_WORK TO DO_. Among the lines below, count those with "effects". Give the total alone.

####################

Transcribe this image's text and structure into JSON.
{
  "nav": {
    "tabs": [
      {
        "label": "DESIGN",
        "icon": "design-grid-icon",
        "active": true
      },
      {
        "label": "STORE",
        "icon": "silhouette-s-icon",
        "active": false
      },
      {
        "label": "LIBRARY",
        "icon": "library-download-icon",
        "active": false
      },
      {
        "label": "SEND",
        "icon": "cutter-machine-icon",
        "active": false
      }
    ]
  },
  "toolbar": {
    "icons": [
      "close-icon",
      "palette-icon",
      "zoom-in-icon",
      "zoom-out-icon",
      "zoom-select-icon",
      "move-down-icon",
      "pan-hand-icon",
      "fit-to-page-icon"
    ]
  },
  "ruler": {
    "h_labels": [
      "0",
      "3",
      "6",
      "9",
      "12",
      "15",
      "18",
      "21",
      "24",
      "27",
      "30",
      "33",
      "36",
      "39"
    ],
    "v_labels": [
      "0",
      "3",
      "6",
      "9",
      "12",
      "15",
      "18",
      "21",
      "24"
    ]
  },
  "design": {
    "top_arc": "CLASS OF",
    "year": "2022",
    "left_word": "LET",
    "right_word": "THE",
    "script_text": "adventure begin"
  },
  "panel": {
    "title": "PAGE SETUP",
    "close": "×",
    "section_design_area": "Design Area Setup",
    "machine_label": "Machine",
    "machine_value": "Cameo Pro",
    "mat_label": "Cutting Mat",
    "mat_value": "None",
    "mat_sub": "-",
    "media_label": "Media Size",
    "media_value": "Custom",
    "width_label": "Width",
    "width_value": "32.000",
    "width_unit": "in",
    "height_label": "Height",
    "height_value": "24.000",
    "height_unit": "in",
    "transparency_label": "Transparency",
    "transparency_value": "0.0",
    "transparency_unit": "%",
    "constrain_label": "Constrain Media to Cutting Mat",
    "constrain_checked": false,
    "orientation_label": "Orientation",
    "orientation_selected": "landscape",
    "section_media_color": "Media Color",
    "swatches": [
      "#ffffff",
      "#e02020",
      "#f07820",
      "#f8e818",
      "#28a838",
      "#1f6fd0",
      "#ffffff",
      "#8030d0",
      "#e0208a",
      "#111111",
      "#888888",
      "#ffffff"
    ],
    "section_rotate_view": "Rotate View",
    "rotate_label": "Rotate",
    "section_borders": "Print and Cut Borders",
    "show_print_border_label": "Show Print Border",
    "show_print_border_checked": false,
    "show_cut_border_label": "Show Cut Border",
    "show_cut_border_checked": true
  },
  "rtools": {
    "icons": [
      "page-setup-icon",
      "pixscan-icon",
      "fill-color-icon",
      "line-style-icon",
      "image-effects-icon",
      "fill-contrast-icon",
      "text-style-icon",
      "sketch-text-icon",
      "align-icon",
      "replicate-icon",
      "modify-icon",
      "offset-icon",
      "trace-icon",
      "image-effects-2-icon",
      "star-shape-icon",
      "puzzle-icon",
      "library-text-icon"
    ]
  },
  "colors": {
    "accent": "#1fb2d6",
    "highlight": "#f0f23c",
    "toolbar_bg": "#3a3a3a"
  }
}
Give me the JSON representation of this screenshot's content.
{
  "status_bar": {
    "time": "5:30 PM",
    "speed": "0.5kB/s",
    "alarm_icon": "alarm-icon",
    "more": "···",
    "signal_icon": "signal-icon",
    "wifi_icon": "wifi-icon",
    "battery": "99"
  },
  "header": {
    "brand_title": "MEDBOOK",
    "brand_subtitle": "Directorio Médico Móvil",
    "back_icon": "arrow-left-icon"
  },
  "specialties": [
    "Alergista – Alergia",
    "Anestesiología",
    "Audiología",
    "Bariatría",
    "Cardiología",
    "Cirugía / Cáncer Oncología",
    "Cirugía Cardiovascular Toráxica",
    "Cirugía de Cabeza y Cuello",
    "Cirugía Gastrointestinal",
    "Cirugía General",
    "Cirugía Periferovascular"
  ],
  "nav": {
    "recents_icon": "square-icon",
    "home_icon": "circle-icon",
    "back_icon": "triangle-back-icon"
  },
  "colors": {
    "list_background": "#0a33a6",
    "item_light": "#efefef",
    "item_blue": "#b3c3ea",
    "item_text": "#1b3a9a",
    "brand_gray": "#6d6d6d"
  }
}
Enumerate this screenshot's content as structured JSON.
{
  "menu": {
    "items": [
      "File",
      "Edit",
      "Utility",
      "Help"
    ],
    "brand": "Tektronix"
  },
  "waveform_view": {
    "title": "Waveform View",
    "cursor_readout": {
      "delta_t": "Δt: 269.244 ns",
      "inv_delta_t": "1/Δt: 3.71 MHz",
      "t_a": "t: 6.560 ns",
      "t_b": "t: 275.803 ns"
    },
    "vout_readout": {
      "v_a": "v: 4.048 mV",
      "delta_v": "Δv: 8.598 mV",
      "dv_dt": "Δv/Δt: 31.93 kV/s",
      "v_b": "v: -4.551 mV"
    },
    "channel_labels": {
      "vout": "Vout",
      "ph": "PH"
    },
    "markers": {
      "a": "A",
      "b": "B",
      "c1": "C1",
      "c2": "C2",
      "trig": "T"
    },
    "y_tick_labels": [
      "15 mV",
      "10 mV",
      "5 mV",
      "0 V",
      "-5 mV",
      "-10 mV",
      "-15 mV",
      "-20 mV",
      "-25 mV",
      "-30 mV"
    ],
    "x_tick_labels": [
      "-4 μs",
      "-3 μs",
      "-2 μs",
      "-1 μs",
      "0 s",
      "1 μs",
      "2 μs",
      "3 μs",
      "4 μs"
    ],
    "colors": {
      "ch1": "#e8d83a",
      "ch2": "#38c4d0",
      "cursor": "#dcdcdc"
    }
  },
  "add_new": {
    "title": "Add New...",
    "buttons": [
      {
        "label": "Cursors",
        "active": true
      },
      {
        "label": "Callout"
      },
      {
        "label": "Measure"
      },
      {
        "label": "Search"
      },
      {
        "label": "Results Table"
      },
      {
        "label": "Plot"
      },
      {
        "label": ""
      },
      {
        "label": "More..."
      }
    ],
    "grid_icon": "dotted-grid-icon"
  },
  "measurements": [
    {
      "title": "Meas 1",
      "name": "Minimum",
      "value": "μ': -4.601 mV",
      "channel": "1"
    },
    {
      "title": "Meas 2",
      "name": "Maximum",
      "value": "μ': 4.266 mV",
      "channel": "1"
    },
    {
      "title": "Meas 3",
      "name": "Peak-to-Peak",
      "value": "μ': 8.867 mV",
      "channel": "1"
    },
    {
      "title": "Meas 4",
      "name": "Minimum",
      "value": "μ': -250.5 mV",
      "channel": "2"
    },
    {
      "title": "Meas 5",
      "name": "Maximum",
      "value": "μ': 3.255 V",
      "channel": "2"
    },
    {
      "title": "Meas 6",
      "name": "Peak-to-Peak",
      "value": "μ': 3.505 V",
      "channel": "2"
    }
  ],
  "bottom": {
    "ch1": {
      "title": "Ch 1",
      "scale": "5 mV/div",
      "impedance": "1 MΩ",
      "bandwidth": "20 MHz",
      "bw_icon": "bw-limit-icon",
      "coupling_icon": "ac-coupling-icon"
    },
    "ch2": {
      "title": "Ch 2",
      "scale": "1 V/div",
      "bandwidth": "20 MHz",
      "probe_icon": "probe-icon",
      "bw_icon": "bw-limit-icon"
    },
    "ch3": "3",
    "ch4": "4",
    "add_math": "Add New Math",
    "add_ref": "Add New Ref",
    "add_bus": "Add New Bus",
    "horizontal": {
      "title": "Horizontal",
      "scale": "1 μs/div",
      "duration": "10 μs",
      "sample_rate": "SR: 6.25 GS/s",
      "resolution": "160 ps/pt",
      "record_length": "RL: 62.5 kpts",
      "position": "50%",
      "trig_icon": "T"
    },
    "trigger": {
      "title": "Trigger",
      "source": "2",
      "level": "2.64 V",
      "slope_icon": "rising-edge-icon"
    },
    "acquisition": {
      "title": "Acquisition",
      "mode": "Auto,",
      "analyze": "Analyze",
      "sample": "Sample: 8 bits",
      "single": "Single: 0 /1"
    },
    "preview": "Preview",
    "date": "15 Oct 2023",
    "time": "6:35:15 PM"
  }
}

####################

_ANSWER TO THIS TASK_. 2